Dataset items:
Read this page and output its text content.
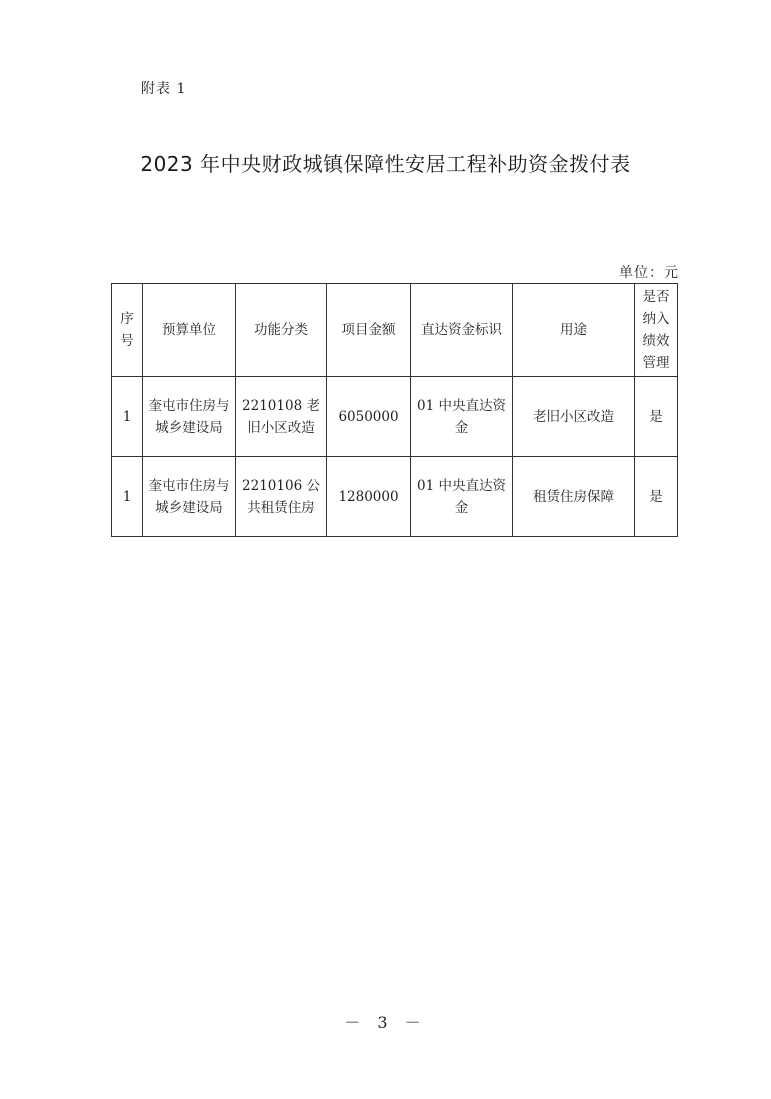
附表 1
2023 年中央财政城镇保障性安居工程补助资金拨付表
单位：元
序号	预算单位	功能分类	项目金额	直达资金标识	用途	是否纳入绩效管理
1	奎屯市住房与城乡建设局	2210108 老旧小区改造	6050000	01 中央直达资金	老旧小区改造	是
1	奎屯市住房与城乡建设局	2210106 公共租赁住房	1280000	01 中央直达资金	租赁住房保障	是
－ 3 －
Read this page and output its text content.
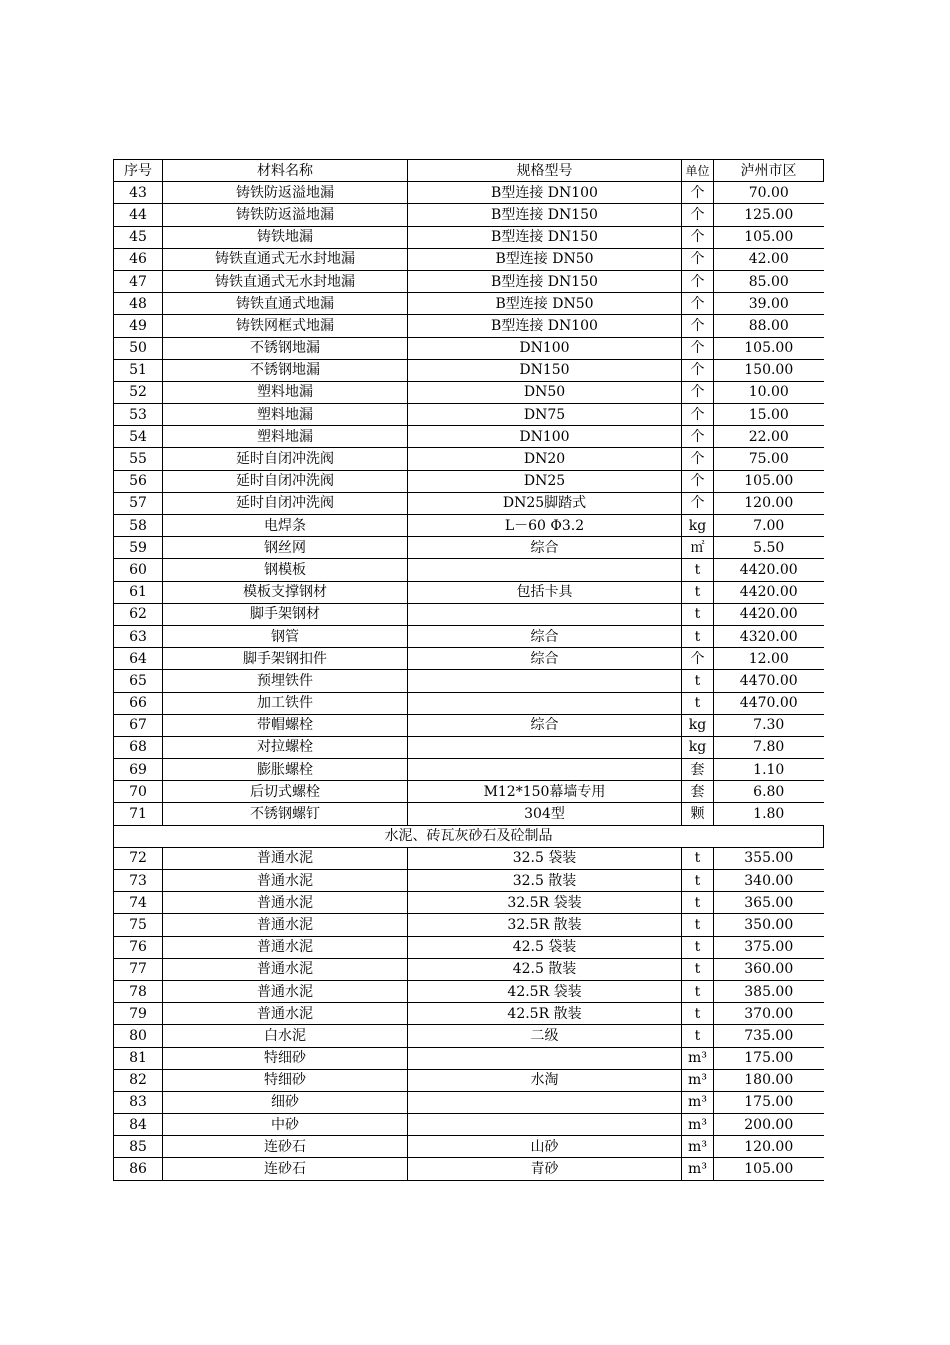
序号	材料名称	规格型号	单位	泸州市区
43	铸铁防返溢地漏	B型连接 DN100	个	70.00
44	铸铁防返溢地漏	B型连接 DN150	个	125.00
45	铸铁地漏	B型连接 DN150	个	105.00
46	铸铁直通式无水封地漏	B型连接 DN50	个	42.00
47	铸铁直通式无水封地漏	B型连接 DN150	个	85.00
48	铸铁直通式地漏	B型连接 DN50	个	39.00
49	铸铁网框式地漏	B型连接 DN100	个	88.00
50	不锈钢地漏	DN100	个	105.00
51	不锈钢地漏	DN150	个	150.00
52	塑料地漏	DN50	个	10.00
53	塑料地漏	DN75	个	15.00
54	塑料地漏	DN100	个	22.00
55	延时自闭冲洗阀	DN20	个	75.00
56	延时自闭冲洗阀	DN25	个	105.00
57	延时自闭冲洗阀	DN25脚踏式	个	120.00
58	电焊条	L－60 Φ3.2	kg	7.00
59	钢丝网	综合	㎡	5.50
60	钢模板		t	4420.00
61	模板支撑钢材	包括卡具	t	4420.00
62	脚手架钢材		t	4420.00
63	钢管	综合	t	4320.00
64	脚手架钢扣件	综合	个	12.00
65	预埋铁件		t	4470.00
66	加工铁件		t	4470.00
67	带帽螺栓	综合	kg	7.30
68	对拉螺栓		kg	7.80
69	膨胀螺栓		套	1.10
70	后切式螺栓	M12*150幕墙专用	套	6.80
71	不锈钢螺钉	304型	颗	1.80
水泥、砖瓦灰砂石及砼制品				
72	普通水泥	32.5 袋装	t	355.00
73	普通水泥	32.5 散装	t	340.00
74	普通水泥	32.5R 袋装	t	365.00
75	普通水泥	32.5R 散装	t	350.00
76	普通水泥	42.5 袋装	t	375.00
77	普通水泥	42.5 散装	t	360.00
78	普通水泥	42.5R 袋装	t	385.00
79	普通水泥	42.5R 散装	t	370.00
80	白水泥	二级	t	735.00
81	特细砂		m³	175.00
82	特细砂	水淘	m³	180.00
83	细砂		m³	175.00
84	中砂		m³	200.00
85	连砂石	山砂	m³	120.00
86	连砂石	青砂	m³	105.00
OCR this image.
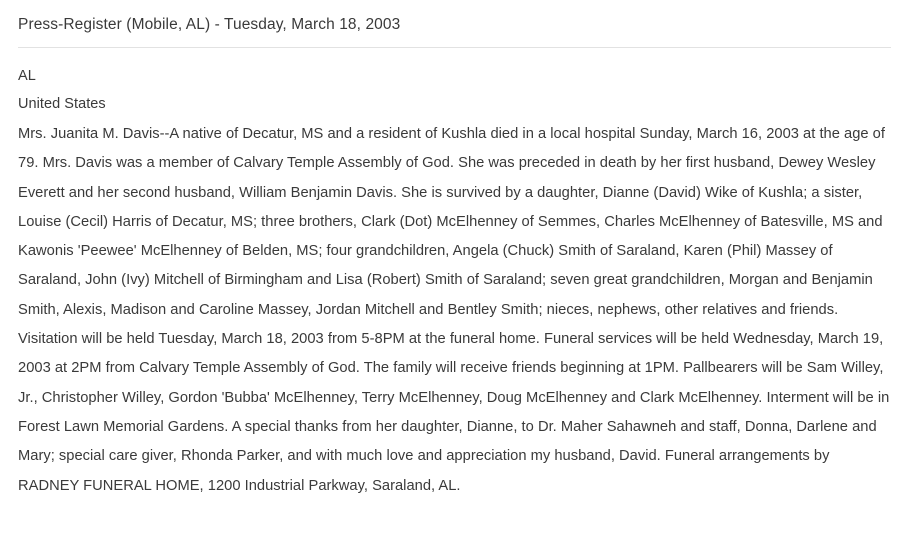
Press-Register (Mobile, AL) - Tuesday, March 18, 2003
AL
United States
Mrs. Juanita M. Davis--A native of Decatur, MS and a resident of Kushla died in a local hospital Sunday, March 16, 2003 at the age of 79. Mrs. Davis was a member of Calvary Temple Assembly of God. She was preceded in death by her first husband, Dewey Wesley Everett and her second husband, William Benjamin Davis. She is survived by a daughter, Dianne (David) Wike of Kushla; a sister, Louise (Cecil) Harris of Decatur, MS; three brothers, Clark (Dot) McElhenney of Semmes, Charles McElhenney of Batesville, MS and Kawonis 'Peewee' McElhenney of Belden, MS; four grandchildren, Angela (Chuck) Smith of Saraland, Karen (Phil) Massey of Saraland, John (Ivy) Mitchell of Birmingham and Lisa (Robert) Smith of Saraland; seven great grandchildren, Morgan and Benjamin Smith, Alexis, Madison and Caroline Massey, Jordan Mitchell and Bentley Smith; nieces, nephews, other relatives and friends. Visitation will be held Tuesday, March 18, 2003 from 5-8PM at the funeral home. Funeral services will be held Wednesday, March 19, 2003 at 2PM from Calvary Temple Assembly of God. The family will receive friends beginning at 1PM. Pallbearers will be Sam Willey, Jr., Christopher Willey, Gordon 'Bubba' McElhenney, Terry McElhenney, Doug McElhenney and Clark McElhenney. Interment will be in Forest Lawn Memorial Gardens. A special thanks from her daughter, Dianne, to Dr. Maher Sahawneh and staff, Donna, Darlene and Mary; special care giver, Rhonda Parker, and with much love and appreciation my husband, David. Funeral arrangements by RADNEY FUNERAL HOME, 1200 Industrial Parkway, Saraland, AL.
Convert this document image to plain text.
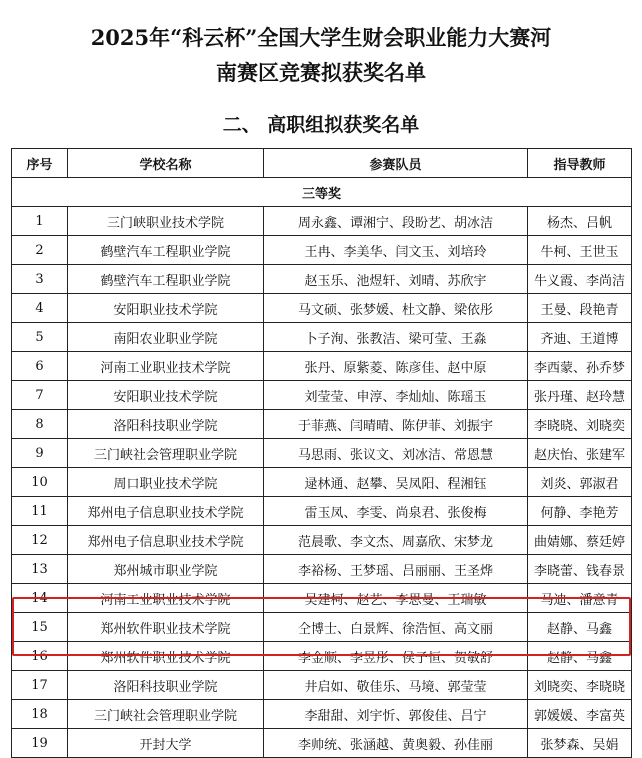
2025年“科云杯”全国大学生财会职业能力大赛河
南赛区竞赛拟获奖名单
二、 高职组拟获奖名单
序号	学校名称	参赛队员	指导教师
三等奖			
1	三门峡职业技术学院	周永鑫、谭湘宁、段盼艺、胡冰洁	杨杰、吕帆
2	鹤壁汽车工程职业学院	王冉、李美华、闫文玉、刘培玲	牛柯、王世玉
3	鹤壁汽车工程职业学院	赵玉乐、池煜轩、刘晴、苏欣宇	牛义霞、李尚洁
4	安阳职业技术学院	马文硕、张梦媛、杜文静、梁依彤	王曼、段艳青
5	南阳农业职业学院	卜子洵、张教洁、梁可莹、王淼	齐迪、王道博
6	河南工业职业技术学院	张丹、原紫菱、陈彦佳、赵中原	李西蒙、孙乔梦
7	安阳职业技术学院	刘莹莹、申淳、李灿灿、陈瑶玉	张丹瑾、赵玲慧
8	洛阳科技职业学院	于菲燕、闫晴晴、陈伊菲、刘振宇	李晓晓、刘晓奕
9	三门峡社会管理职业学院	马思雨、张议文、刘冰洁、常恩慧	赵庆怡、张建军
10	周口职业技术学院	逯林通、赵攀、吴凤阳、程湘钰	刘炎、郭淑君
11	郑州电子信息职业技术学院	雷玉凤、李雯、尚泉君、张俊梅	何静、李艳芳
12	郑州电子信息职业技术学院	范晨歌、李文杰、周嘉欣、宋梦龙	曲婧娜、蔡廷婷
13	郑州城市职业学院	李裕杨、王梦瑶、吕丽丽、王圣烨	李晓蕾、钱春景
14	河南工业职业技术学院	吴建柯、赵艺、李思曼、王瑞敏	马迪、潘意青
15	郑州软件职业技术学院	仝博士、白景辉、徐浩恒、高文丽	赵静、马鑫
16	郑州软件职业技术学院	李金顺、李昱彤、侯子恒、贺敏舒	赵静、马鑫
17	洛阳科技职业学院	井启如、敬佳乐、马境、郭莹莹	刘晓奕、李晓晓
18	三门峡社会管理职业学院	李甜甜、刘宇忻、郭俊佳、吕宁	郭媛媛、李富英
19	开封大学	李帅统、张涵越、黄奥毅、孙佳丽	张梦森、吴娟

#### Your goal:
Go through the data above and find the lines with the word "三门峡社会管理职业学院". Copy each of those lines.

#### The response:
9	三门峡社会管理职业学院	马思雨、张议文、刘冰洁、常恩慧	赵庆怡、张建军
18	三门峡社会管理职业学院	李甜甜、刘宇忻、郭俊佳、吕宁	郭媛媛、李富英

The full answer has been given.